____ GIVEN INFORMATION
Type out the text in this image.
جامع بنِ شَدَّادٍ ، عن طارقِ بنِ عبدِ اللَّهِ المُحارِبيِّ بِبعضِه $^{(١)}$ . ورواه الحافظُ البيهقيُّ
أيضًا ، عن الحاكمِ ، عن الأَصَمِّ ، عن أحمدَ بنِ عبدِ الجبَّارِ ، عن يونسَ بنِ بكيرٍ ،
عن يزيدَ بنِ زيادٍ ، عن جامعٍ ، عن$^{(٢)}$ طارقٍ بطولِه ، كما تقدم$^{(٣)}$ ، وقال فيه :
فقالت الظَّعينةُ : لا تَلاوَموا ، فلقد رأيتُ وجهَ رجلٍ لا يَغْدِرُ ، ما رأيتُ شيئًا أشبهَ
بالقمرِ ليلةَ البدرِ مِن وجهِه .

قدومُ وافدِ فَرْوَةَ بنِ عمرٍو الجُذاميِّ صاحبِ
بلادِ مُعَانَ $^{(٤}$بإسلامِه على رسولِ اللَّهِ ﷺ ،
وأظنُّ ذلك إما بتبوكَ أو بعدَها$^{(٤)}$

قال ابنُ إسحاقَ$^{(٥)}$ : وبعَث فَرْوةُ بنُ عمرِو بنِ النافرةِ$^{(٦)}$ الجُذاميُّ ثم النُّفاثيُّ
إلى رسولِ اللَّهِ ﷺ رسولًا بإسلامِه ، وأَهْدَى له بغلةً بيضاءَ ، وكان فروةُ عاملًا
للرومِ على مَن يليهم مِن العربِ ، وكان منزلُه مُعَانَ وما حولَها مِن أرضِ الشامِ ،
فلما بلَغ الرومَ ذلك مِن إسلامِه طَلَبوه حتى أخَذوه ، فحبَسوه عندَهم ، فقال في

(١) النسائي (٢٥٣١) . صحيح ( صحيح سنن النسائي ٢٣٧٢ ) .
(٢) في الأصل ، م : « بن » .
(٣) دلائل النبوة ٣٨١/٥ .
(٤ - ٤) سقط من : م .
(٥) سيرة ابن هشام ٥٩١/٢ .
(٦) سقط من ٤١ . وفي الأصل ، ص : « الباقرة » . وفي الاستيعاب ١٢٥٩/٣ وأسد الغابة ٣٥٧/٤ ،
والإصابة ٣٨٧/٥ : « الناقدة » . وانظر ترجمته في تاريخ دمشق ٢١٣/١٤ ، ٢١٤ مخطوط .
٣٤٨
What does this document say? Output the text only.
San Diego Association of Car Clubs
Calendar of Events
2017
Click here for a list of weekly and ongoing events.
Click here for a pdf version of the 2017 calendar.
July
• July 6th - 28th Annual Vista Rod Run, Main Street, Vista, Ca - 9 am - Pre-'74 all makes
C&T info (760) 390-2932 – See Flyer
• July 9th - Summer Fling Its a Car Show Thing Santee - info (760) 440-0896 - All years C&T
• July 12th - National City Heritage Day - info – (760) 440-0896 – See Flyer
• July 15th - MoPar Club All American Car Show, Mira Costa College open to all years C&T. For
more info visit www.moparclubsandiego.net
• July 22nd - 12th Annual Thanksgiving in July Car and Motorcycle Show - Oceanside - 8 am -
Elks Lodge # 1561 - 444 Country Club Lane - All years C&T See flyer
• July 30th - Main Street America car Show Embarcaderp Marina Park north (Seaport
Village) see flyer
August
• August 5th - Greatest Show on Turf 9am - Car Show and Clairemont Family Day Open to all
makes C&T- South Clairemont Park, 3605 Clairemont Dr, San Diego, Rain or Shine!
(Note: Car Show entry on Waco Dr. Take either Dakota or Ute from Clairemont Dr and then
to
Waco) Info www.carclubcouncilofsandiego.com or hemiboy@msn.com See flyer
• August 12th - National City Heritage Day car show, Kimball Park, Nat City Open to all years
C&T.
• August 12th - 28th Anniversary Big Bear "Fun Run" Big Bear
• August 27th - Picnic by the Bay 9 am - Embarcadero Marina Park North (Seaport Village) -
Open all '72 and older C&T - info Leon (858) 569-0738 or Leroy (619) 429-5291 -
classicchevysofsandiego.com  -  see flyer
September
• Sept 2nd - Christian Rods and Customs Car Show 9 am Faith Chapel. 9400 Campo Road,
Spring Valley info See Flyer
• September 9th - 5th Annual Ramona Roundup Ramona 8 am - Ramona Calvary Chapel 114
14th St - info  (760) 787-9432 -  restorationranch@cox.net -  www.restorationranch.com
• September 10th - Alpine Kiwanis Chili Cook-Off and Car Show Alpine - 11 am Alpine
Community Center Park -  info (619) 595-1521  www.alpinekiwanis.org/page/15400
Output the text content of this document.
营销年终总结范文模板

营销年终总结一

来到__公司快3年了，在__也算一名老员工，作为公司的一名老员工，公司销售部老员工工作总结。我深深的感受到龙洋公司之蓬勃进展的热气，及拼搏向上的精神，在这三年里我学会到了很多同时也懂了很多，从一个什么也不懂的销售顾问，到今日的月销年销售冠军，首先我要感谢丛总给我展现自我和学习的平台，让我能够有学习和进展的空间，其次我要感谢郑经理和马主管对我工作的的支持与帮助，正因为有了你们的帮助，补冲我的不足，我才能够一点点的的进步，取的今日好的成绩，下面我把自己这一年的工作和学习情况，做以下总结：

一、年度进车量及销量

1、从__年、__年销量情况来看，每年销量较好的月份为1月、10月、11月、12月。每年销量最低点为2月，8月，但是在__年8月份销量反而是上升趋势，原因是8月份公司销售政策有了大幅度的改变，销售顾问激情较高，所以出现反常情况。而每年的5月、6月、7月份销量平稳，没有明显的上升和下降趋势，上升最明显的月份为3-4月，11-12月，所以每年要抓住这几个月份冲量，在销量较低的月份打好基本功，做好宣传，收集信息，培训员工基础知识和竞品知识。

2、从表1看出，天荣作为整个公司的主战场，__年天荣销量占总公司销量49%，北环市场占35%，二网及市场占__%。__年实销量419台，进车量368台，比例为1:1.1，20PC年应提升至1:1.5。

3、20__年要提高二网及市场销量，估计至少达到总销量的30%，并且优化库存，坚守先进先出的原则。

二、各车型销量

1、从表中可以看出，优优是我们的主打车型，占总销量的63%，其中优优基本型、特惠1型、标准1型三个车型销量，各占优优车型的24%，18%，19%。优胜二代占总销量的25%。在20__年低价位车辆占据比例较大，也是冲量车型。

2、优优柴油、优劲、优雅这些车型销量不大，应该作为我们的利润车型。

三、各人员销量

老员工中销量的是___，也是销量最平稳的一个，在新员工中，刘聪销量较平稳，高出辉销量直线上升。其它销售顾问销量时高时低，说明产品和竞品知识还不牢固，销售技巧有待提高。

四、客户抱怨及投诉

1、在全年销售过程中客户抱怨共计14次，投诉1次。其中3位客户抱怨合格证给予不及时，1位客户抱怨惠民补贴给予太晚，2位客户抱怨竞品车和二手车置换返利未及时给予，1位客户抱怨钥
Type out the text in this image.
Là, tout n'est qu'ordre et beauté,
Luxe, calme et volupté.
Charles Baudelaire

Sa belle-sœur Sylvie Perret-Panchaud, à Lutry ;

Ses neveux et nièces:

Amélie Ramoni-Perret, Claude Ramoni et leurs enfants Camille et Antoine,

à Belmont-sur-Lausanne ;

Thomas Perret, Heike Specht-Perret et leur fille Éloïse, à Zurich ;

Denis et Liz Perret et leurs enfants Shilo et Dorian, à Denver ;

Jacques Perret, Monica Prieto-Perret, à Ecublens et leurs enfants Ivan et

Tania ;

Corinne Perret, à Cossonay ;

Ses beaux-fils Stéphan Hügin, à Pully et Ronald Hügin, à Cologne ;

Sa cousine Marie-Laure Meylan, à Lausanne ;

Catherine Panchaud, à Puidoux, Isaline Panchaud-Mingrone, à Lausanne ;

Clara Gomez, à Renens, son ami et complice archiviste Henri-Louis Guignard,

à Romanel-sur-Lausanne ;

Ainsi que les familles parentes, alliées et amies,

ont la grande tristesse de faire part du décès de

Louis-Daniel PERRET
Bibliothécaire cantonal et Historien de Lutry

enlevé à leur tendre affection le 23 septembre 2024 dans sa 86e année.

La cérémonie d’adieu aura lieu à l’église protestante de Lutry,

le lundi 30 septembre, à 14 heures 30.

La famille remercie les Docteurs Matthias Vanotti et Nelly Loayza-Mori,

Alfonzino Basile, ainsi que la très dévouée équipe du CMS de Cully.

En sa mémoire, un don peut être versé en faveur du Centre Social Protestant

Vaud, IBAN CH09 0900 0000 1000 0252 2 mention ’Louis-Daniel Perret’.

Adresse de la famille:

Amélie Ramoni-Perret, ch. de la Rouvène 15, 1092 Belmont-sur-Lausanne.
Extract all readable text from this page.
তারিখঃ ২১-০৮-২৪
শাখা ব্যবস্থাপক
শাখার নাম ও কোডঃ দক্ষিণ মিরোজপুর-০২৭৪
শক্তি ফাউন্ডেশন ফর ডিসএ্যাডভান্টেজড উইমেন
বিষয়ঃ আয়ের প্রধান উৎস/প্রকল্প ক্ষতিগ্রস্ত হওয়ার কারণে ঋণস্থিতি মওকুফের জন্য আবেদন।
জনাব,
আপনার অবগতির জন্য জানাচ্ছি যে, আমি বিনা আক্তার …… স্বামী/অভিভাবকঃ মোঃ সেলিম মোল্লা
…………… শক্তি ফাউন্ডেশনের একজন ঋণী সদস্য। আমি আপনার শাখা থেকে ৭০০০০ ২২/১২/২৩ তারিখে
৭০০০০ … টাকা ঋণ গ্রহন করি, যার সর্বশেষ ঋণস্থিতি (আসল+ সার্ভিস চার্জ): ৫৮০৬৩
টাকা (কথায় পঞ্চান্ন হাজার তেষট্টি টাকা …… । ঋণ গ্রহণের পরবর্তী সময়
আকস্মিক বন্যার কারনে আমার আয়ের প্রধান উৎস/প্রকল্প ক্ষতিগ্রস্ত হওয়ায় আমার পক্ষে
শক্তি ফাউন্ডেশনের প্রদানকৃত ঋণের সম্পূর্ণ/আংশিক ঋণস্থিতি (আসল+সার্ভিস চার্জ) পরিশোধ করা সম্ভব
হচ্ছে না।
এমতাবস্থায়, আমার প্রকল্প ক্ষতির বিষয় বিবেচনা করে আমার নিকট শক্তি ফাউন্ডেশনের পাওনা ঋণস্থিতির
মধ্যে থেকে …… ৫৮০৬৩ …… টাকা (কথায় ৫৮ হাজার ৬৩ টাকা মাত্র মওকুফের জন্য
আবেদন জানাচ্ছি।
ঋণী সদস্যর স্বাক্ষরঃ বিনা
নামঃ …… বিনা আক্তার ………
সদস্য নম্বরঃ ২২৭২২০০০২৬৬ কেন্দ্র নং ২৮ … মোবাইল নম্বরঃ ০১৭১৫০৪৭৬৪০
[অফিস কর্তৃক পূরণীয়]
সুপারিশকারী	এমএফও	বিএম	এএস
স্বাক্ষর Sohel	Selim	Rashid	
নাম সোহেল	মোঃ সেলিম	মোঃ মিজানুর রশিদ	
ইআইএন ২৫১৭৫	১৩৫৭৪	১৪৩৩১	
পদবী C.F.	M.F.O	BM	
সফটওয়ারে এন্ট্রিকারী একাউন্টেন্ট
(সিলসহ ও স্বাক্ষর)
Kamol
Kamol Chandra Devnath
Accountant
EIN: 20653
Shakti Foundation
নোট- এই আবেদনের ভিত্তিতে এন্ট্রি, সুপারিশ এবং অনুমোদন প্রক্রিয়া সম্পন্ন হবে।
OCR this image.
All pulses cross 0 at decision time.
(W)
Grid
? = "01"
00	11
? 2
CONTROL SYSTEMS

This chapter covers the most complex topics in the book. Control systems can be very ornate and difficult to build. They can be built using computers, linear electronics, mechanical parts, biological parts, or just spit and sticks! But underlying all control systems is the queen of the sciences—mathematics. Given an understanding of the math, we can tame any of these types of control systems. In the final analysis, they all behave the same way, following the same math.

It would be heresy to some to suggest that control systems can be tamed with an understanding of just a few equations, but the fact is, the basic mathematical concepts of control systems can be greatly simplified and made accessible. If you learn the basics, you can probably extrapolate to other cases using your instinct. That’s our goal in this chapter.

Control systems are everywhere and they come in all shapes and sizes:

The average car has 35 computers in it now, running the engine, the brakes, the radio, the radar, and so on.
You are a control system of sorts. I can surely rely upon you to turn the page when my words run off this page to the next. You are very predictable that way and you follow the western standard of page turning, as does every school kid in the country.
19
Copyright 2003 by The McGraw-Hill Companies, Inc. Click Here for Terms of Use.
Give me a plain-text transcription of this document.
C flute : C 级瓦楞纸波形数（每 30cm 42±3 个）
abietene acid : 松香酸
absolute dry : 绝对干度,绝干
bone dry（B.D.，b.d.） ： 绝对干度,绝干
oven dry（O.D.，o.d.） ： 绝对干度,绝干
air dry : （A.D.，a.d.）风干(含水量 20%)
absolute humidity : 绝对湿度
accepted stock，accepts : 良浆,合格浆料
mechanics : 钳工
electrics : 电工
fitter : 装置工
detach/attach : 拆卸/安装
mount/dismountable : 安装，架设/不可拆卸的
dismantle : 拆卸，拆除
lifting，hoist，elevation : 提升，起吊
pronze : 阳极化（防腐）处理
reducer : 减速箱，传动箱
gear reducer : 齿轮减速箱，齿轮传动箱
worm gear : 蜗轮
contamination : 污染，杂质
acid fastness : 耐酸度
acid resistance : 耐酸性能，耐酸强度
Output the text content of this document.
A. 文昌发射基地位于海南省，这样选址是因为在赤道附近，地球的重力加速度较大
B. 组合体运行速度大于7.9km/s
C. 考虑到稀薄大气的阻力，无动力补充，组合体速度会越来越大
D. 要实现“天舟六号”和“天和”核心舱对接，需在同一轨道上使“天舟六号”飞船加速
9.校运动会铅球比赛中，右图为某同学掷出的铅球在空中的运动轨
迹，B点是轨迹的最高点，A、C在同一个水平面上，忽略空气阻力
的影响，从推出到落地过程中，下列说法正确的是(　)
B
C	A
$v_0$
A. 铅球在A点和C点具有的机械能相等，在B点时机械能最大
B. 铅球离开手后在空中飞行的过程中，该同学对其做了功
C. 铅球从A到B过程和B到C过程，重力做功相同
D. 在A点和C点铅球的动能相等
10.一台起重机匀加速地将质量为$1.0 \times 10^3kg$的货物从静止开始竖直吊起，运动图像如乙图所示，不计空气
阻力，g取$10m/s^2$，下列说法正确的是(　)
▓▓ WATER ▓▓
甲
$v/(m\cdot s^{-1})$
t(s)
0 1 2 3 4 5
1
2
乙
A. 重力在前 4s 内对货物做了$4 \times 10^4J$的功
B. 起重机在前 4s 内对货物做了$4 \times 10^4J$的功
________
**WORK TO DO**.
What is the number of lines containing "Louis"? Give that number only.

**THE SOLUTION**.
3